• _REQUIRED TASK_: Copy, from the entries below, each line in which the string "Beiträge" appears.

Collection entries
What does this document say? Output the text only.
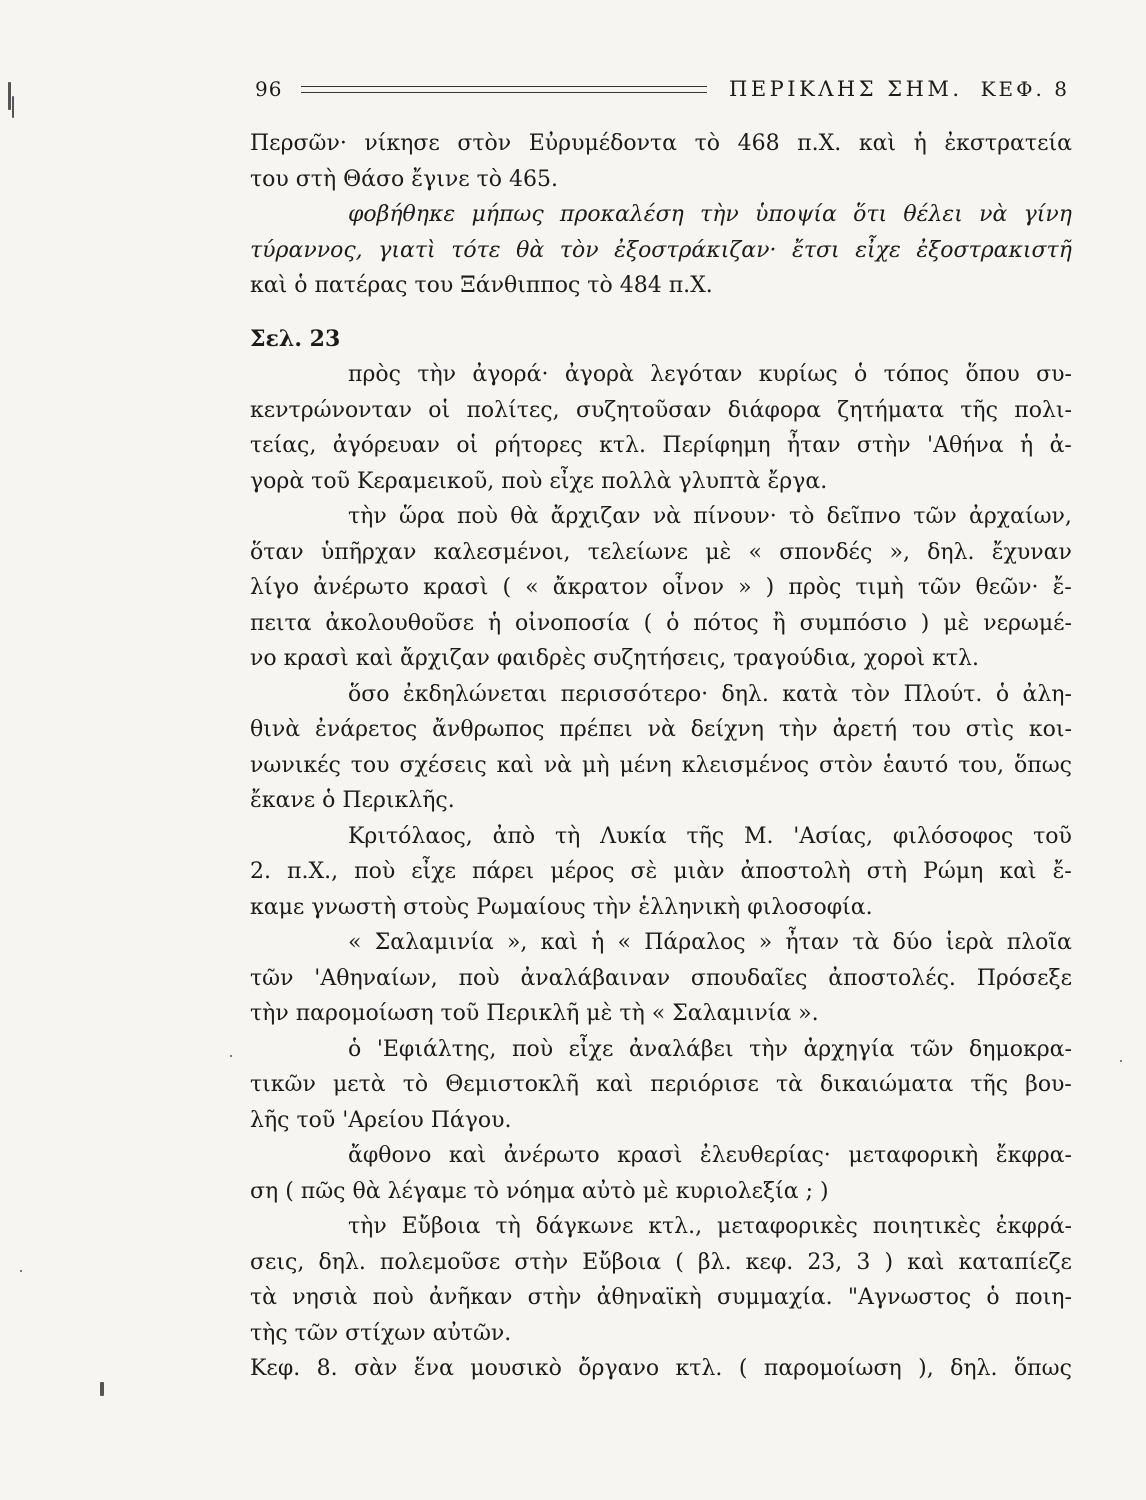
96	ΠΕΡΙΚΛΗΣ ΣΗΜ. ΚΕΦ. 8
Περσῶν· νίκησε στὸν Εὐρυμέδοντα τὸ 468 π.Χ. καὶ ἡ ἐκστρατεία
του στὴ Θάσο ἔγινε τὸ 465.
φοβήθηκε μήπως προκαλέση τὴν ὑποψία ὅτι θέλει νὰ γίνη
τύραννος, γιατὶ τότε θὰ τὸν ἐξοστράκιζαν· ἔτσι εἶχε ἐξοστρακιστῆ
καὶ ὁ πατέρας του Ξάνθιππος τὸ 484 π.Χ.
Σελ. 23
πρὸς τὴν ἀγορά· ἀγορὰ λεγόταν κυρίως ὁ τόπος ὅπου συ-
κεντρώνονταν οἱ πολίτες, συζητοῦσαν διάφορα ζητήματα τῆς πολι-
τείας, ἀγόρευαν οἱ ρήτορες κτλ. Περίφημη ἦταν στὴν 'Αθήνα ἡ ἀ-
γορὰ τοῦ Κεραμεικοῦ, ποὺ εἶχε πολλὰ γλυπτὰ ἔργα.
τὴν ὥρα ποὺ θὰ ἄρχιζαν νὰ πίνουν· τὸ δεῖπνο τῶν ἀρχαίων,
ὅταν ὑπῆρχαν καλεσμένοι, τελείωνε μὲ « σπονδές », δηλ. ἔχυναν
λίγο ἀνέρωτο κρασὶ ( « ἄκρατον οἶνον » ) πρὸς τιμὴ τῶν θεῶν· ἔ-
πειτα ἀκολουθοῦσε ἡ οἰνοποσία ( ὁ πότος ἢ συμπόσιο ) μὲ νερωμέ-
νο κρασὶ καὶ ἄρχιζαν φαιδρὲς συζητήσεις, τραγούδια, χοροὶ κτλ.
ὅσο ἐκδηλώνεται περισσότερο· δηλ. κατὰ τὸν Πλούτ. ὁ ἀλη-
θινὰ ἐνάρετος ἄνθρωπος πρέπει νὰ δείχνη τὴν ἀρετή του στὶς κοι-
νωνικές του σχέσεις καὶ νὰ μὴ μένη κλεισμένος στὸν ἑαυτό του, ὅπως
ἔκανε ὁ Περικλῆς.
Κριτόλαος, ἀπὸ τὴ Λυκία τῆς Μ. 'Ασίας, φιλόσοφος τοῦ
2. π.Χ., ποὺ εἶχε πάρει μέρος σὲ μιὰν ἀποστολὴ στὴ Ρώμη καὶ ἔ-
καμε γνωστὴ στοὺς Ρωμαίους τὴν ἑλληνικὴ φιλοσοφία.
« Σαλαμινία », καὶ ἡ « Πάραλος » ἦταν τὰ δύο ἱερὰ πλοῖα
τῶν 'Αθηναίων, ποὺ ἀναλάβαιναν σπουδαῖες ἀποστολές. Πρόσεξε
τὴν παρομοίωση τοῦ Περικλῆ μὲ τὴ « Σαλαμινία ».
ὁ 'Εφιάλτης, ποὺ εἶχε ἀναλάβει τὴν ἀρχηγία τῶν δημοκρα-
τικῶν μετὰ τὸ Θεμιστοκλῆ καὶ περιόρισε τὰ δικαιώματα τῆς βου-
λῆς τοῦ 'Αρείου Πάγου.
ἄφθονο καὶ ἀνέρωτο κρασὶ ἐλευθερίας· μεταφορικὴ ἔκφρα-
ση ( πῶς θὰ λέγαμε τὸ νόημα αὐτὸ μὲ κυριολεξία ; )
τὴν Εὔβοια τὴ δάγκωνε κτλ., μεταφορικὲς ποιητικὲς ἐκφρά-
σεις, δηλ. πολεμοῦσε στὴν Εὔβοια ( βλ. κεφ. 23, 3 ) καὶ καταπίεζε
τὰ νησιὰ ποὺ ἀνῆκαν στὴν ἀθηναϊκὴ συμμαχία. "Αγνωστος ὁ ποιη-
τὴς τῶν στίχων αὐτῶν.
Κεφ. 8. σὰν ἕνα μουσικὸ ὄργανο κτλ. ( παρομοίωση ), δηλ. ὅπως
* * *
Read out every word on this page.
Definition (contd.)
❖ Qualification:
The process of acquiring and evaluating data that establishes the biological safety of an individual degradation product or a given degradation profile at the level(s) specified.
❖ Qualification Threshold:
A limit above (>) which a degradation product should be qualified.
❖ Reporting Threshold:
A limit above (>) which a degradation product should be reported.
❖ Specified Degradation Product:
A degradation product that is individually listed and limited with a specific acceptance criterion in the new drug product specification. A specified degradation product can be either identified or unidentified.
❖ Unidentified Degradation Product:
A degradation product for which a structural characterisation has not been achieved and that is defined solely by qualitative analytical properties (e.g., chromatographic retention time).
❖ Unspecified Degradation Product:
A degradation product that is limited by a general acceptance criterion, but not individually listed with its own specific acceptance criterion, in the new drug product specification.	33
* * *
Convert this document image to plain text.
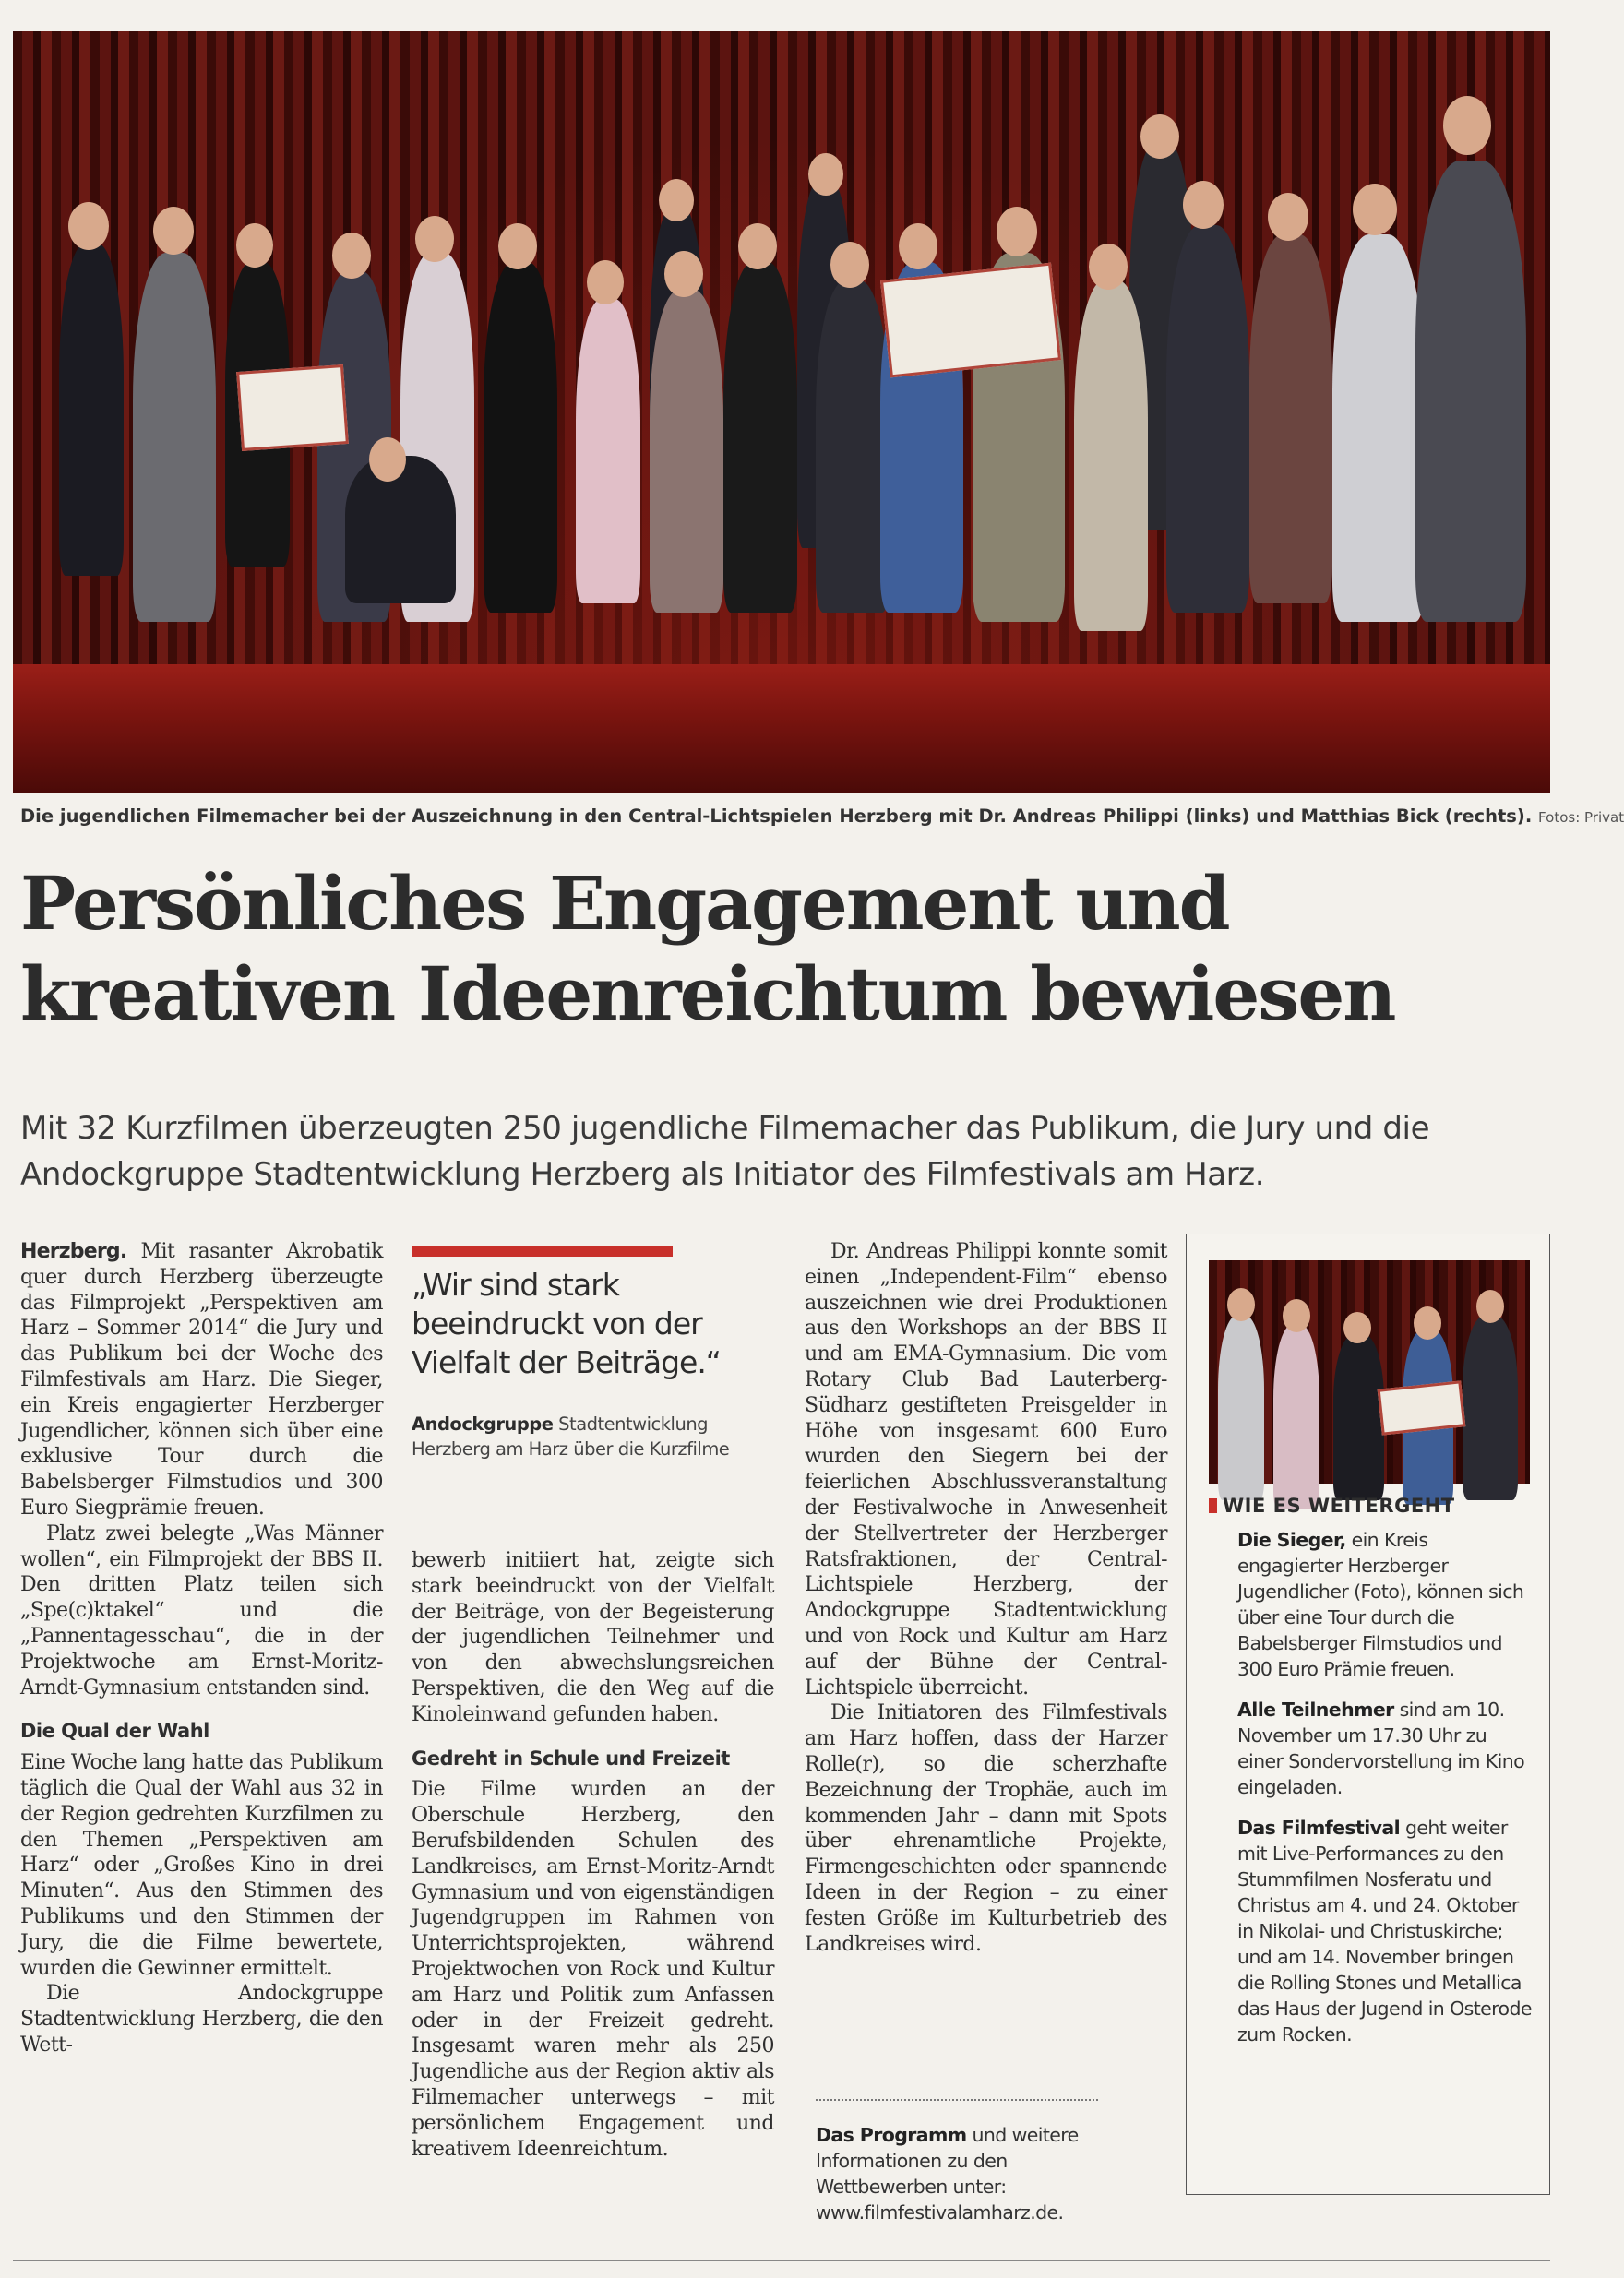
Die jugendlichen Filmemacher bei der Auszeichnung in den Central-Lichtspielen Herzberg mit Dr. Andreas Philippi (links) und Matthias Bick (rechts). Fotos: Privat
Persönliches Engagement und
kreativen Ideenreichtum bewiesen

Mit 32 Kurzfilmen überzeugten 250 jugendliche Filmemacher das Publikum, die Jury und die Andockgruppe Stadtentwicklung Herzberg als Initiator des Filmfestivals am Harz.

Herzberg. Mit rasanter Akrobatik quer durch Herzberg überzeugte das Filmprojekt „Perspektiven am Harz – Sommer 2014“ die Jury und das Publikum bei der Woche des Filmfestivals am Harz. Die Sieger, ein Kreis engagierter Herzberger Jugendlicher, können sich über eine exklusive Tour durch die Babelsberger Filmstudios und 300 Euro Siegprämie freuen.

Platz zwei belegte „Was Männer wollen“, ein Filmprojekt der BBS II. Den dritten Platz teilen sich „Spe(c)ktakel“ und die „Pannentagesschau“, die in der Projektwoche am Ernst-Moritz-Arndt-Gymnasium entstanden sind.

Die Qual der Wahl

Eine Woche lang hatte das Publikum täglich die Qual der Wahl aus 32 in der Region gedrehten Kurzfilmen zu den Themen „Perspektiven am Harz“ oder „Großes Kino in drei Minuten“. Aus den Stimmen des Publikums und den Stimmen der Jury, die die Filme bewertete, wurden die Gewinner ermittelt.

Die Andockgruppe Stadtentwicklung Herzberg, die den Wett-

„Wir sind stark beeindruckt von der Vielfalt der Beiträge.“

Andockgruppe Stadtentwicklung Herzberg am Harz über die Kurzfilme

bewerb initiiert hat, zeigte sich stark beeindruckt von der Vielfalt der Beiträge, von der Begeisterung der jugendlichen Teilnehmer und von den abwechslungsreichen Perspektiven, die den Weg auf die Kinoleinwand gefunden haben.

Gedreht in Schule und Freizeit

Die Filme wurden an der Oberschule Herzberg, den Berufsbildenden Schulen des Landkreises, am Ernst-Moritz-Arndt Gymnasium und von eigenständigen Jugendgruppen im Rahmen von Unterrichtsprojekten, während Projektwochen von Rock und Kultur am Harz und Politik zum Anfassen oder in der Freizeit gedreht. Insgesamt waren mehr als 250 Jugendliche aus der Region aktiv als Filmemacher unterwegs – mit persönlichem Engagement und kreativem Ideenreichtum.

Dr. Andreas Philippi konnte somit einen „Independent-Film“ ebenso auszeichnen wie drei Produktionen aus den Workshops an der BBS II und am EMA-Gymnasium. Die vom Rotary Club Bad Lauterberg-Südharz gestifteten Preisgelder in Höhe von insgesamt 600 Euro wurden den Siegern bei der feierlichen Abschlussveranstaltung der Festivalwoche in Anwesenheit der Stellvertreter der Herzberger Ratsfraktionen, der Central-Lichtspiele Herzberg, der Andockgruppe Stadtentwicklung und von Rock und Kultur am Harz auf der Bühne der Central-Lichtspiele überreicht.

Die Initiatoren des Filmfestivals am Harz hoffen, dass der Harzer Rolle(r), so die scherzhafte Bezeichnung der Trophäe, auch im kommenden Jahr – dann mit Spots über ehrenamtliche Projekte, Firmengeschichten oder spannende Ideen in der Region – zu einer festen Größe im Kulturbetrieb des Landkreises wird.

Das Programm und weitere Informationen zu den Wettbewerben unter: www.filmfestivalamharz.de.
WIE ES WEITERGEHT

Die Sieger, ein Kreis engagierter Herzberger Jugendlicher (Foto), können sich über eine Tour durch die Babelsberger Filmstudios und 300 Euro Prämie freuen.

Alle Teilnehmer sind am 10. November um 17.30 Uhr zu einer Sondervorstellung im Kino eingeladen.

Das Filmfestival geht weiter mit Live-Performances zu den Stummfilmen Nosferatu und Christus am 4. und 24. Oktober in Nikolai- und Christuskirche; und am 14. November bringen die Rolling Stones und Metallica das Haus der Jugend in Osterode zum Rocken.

• _THE OUTPUT_:
„Wir sind stark beeindruckt von der Vielfalt der Beiträge.“
bewerb initiiert hat, zeigte sich stark beeindruckt von der Vielfalt der Beiträge, von der Begeisterung der jugendlichen Teilnehmer und von den abwechslungsreichen Perspektiven, die den Weg auf die Kinoleinwand gefunden haben.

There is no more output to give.